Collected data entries
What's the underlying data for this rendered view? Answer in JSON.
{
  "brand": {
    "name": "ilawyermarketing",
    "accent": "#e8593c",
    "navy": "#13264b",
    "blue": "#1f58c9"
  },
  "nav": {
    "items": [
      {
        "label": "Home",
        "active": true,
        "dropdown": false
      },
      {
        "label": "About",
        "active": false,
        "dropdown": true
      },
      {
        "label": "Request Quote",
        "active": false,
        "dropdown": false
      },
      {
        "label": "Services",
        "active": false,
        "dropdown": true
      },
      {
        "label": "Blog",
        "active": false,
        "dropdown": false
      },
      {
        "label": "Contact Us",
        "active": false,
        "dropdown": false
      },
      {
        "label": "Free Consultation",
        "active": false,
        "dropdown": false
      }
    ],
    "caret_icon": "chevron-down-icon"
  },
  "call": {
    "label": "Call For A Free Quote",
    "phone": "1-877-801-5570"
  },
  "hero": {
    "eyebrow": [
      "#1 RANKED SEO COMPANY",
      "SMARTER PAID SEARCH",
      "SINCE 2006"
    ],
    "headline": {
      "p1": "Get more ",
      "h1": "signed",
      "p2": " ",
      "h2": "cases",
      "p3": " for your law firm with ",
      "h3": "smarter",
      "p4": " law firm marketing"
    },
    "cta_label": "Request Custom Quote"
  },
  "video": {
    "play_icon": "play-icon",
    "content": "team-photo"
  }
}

Instruction
The string "firm" may appear in lines of the listing above; tally those lines and give the number only.

The answer
2